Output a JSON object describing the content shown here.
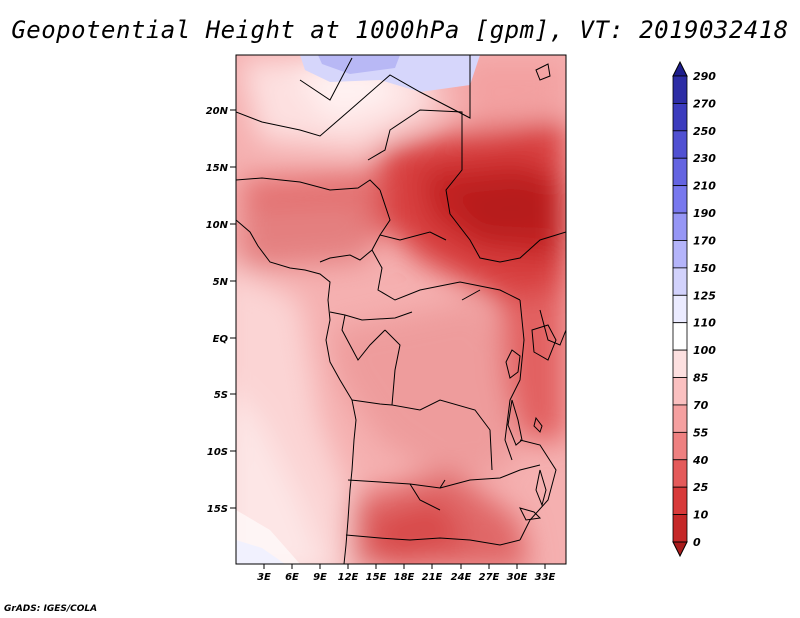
{
  "title": "Geopotential Height at 1000hPa [gpm], VT: 2019032418",
  "footer": "GrADS: IGES/COLA",
  "map": {
    "lat_labels": [
      "20N",
      "15N",
      "10N",
      "5N",
      "EQ",
      "5S",
      "10S",
      "15S"
    ],
    "lon_labels": [
      "3E",
      "6E",
      "9E",
      "12E",
      "15E",
      "18E",
      "21E",
      "24E",
      "27E",
      "30E",
      "33E"
    ]
  },
  "colorbar": {
    "levels": [
      "290",
      "270",
      "250",
      "230",
      "210",
      "190",
      "170",
      "150",
      "125",
      "110",
      "100",
      "85",
      "70",
      "55",
      "40",
      "25",
      "10",
      "0"
    ],
    "colors": [
      "#1e1e8c",
      "#2d2da5",
      "#3c3cbe",
      "#5050d2",
      "#6464e1",
      "#7878ee",
      "#9696f5",
      "#b4b4fa",
      "#d2d2fc",
      "#ebebff",
      "#ffffff",
      "#fde0e0",
      "#fac0c0",
      "#f5a0a0",
      "#ee8080",
      "#e45a5a",
      "#d83a3a",
      "#c52828",
      "#a81c1c"
    ]
  }
}
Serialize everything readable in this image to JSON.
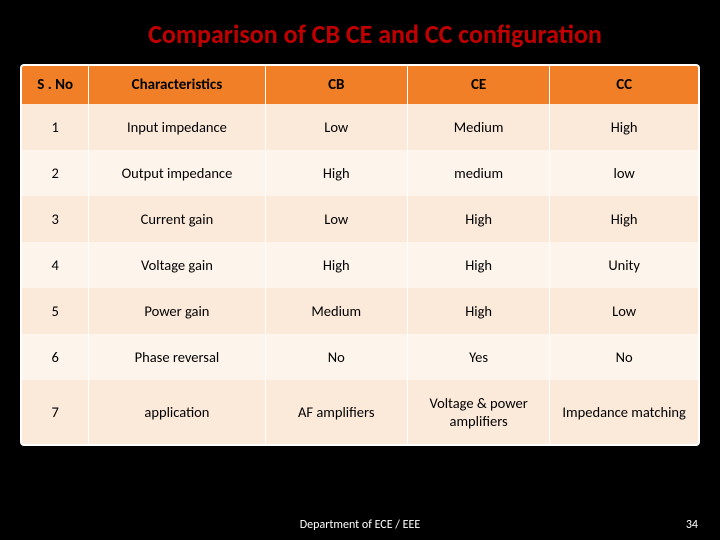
{
  "title": "Comparison of CB CE and CC configuration",
  "columns": [
    "S . No",
    "Characteristics",
    "CB",
    "CE",
    "CC"
  ],
  "rows": [
    [
      "1",
      "Input impedance",
      "Low",
      "Medium",
      "High"
    ],
    [
      "2",
      "Output impedance",
      "High",
      "medium",
      "low"
    ],
    [
      "3",
      "Current gain",
      "Low",
      "High",
      "High"
    ],
    [
      "4",
      "Voltage gain",
      "High",
      "High",
      "Unity"
    ],
    [
      "5",
      "Power gain",
      "Medium",
      "High",
      "Low"
    ],
    [
      "6",
      "Phase reversal",
      "No",
      "Yes",
      "No"
    ],
    [
      "7",
      "application",
      "AF amplifiers",
      "Voltage & power amplifiers",
      "Impedance matching"
    ]
  ],
  "footer": "Department of ECE / EEE",
  "page_number": "34",
  "colors": {
    "background": "#000000",
    "title": "#c00000",
    "header_bg": "#f07f28",
    "row_odd": "#fbe9da",
    "row_even": "#fdf4ec",
    "footer_text": "#ffffff"
  }
}
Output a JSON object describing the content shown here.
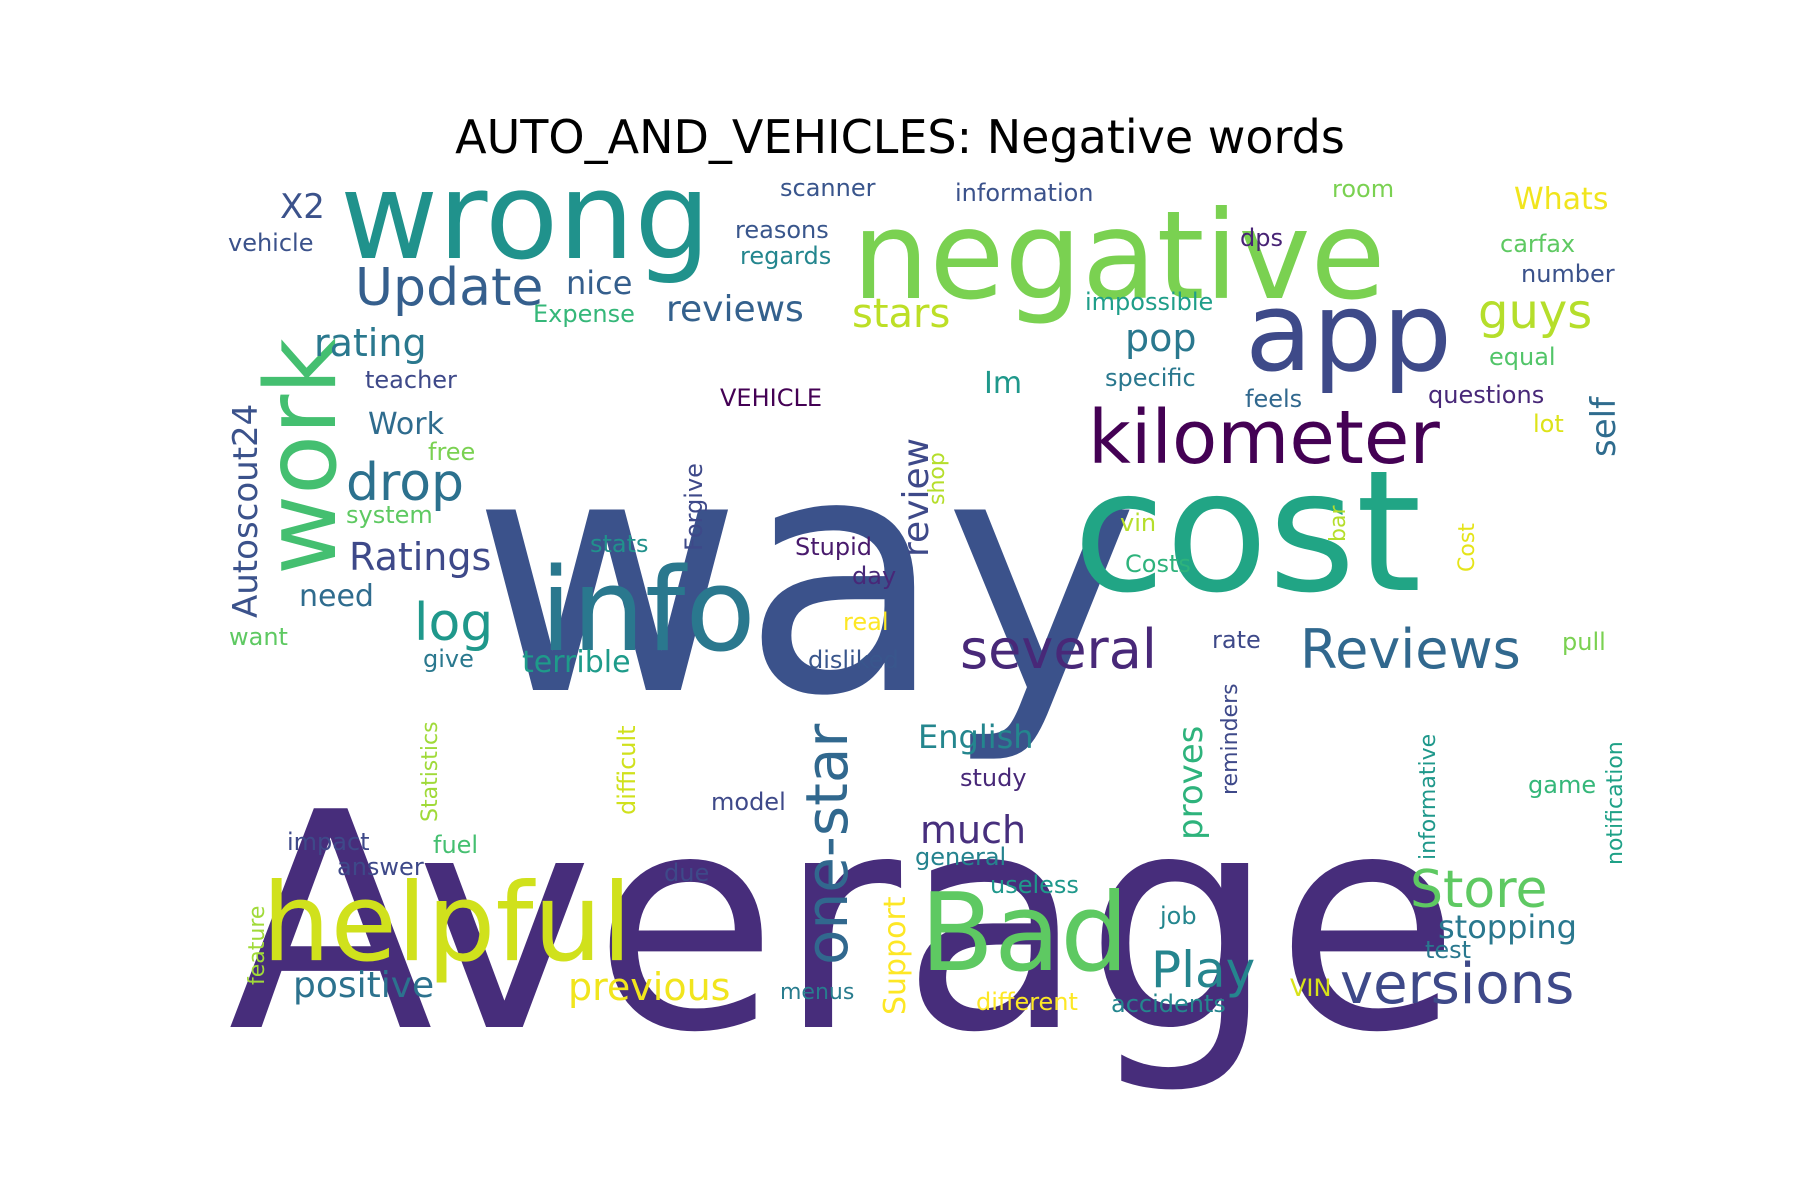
{
  "title": "AUTO_AND_VEHICLES: Negative words",
  "colormap": "viridis",
  "words": [
    {
      "text": "Average",
      "color": "#472d7b"
    },
    {
      "text": "way",
      "color": "#3b528b"
    },
    {
      "text": "cost",
      "color": "#21a585"
    },
    {
      "text": "negative",
      "color": "#7ad151"
    },
    {
      "text": "wrong",
      "color": "#20928c"
    },
    {
      "text": "app",
      "color": "#3e4a89"
    },
    {
      "text": "work",
      "color": "#44bf70"
    },
    {
      "text": "info",
      "color": "#2a788e"
    },
    {
      "text": "helpful",
      "color": "#d0e11c"
    },
    {
      "text": "Bad",
      "color": "#5ec962"
    },
    {
      "text": "kilometer",
      "color": "#440154"
    },
    {
      "text": "Update",
      "color": "#355f8d"
    },
    {
      "text": "several",
      "color": "#482878"
    },
    {
      "text": "Reviews",
      "color": "#31688e"
    },
    {
      "text": "one-star",
      "color": "#31688e"
    },
    {
      "text": "guys",
      "color": "#b5de2b"
    },
    {
      "text": "versions",
      "color": "#3e4989"
    },
    {
      "text": "Store",
      "color": "#5ec962"
    },
    {
      "text": "Play",
      "color": "#25858e"
    },
    {
      "text": "log",
      "color": "#1f988b"
    },
    {
      "text": "drop",
      "color": "#2c718e"
    },
    {
      "text": "Autoscout24",
      "color": "#3b528b"
    },
    {
      "text": "review",
      "color": "#3e4989"
    },
    {
      "text": "previous",
      "color": "#f1e51d"
    },
    {
      "text": "positive",
      "color": "#2c728e"
    },
    {
      "text": "stars",
      "color": "#bddf26"
    },
    {
      "text": "reviews",
      "color": "#34618d"
    },
    {
      "text": "rating",
      "color": "#2a788e"
    },
    {
      "text": "Ratings",
      "color": "#3e4989"
    },
    {
      "text": "pop",
      "color": "#2a788e"
    },
    {
      "text": "self",
      "color": "#2f6c8e"
    },
    {
      "text": "much",
      "color": "#472f7d"
    },
    {
      "text": "English",
      "color": "#24868e"
    },
    {
      "text": "proves",
      "color": "#2eb37c"
    },
    {
      "text": "stopping",
      "color": "#2a788e"
    },
    {
      "text": "Support",
      "color": "#fde725"
    },
    {
      "text": "X2",
      "color": "#3b528b"
    },
    {
      "text": "nice",
      "color": "#355f8d"
    },
    {
      "text": "Work",
      "color": "#2f6c8e"
    },
    {
      "text": "terrible",
      "color": "#1e9b8a"
    },
    {
      "text": "need",
      "color": "#2f6c8e"
    },
    {
      "text": "Im",
      "color": "#1f988b"
    },
    {
      "text": "Whats",
      "color": "#f1e51d"
    },
    {
      "text": "scanner",
      "color": "#39558c"
    },
    {
      "text": "information",
      "color": "#3b528b"
    },
    {
      "text": "reasons",
      "color": "#39568c"
    },
    {
      "text": "regards",
      "color": "#24868e"
    },
    {
      "text": "room",
      "color": "#7ad151"
    },
    {
      "text": "dps",
      "color": "#482475"
    },
    {
      "text": "carfax",
      "color": "#5ec962"
    },
    {
      "text": "number",
      "color": "#3b528b"
    },
    {
      "text": "vehicle",
      "color": "#3b528b"
    },
    {
      "text": "Expense",
      "color": "#35b779"
    },
    {
      "text": "impossible",
      "color": "#1f9e89"
    },
    {
      "text": "equal",
      "color": "#52c569"
    },
    {
      "text": "teacher",
      "color": "#3e4989"
    },
    {
      "text": "specific",
      "color": "#2a788e"
    },
    {
      "text": "questions",
      "color": "#482878"
    },
    {
      "text": "VEHICLE",
      "color": "#440154"
    },
    {
      "text": "feels",
      "color": "#31688e"
    },
    {
      "text": "lot",
      "color": "#dde318"
    },
    {
      "text": "free",
      "color": "#7ad151"
    },
    {
      "text": "shop",
      "color": "#b5de2b"
    },
    {
      "text": "system",
      "color": "#5ec962"
    },
    {
      "text": "stats",
      "color": "#21918c"
    },
    {
      "text": "Forgive",
      "color": "#3e4989"
    },
    {
      "text": "Stupid",
      "color": "#481a6c"
    },
    {
      "text": "vin",
      "color": "#b5de2b"
    },
    {
      "text": "Costs",
      "color": "#2eb37c"
    },
    {
      "text": "bar",
      "color": "#b5de2b"
    },
    {
      "text": "Cost",
      "color": "#e5e419"
    },
    {
      "text": "day",
      "color": "#482878"
    },
    {
      "text": "real",
      "color": "#fde725"
    },
    {
      "text": "want",
      "color": "#5ec962"
    },
    {
      "text": "give",
      "color": "#2a788e"
    },
    {
      "text": "disliked",
      "color": "#39568c"
    },
    {
      "text": "rate",
      "color": "#3e4989"
    },
    {
      "text": "pull",
      "color": "#7ad151"
    },
    {
      "text": "Statistics",
      "color": "#a0da39"
    },
    {
      "text": "difficult",
      "color": "#d0e11c"
    },
    {
      "text": "reminders",
      "color": "#3e4989"
    },
    {
      "text": "informative",
      "color": "#1f988b"
    },
    {
      "text": "notification",
      "color": "#1fa187"
    },
    {
      "text": "study",
      "color": "#482878"
    },
    {
      "text": "game",
      "color": "#35b779"
    },
    {
      "text": "model",
      "color": "#3e4989"
    },
    {
      "text": "impact",
      "color": "#3e4989"
    },
    {
      "text": "fuel",
      "color": "#44bf70"
    },
    {
      "text": "answer",
      "color": "#3e4989"
    },
    {
      "text": "due",
      "color": "#3e4989"
    },
    {
      "text": "general",
      "color": "#25838e"
    },
    {
      "text": "useless",
      "color": "#1f988b"
    },
    {
      "text": "feature",
      "color": "#a0da39"
    },
    {
      "text": "job",
      "color": "#24868e"
    },
    {
      "text": "test",
      "color": "#29788e"
    },
    {
      "text": "menus",
      "color": "#287c8e"
    },
    {
      "text": "different",
      "color": "#fde725"
    },
    {
      "text": "accidents",
      "color": "#24868e"
    },
    {
      "text": "VIN",
      "color": "#d8e219"
    }
  ]
}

--

Problem to work on:
Show all lines in the entries above where the word "amplifiers" appears.

Task solution:
      "AF amplifiers",
      "Voltage & power amplifiers",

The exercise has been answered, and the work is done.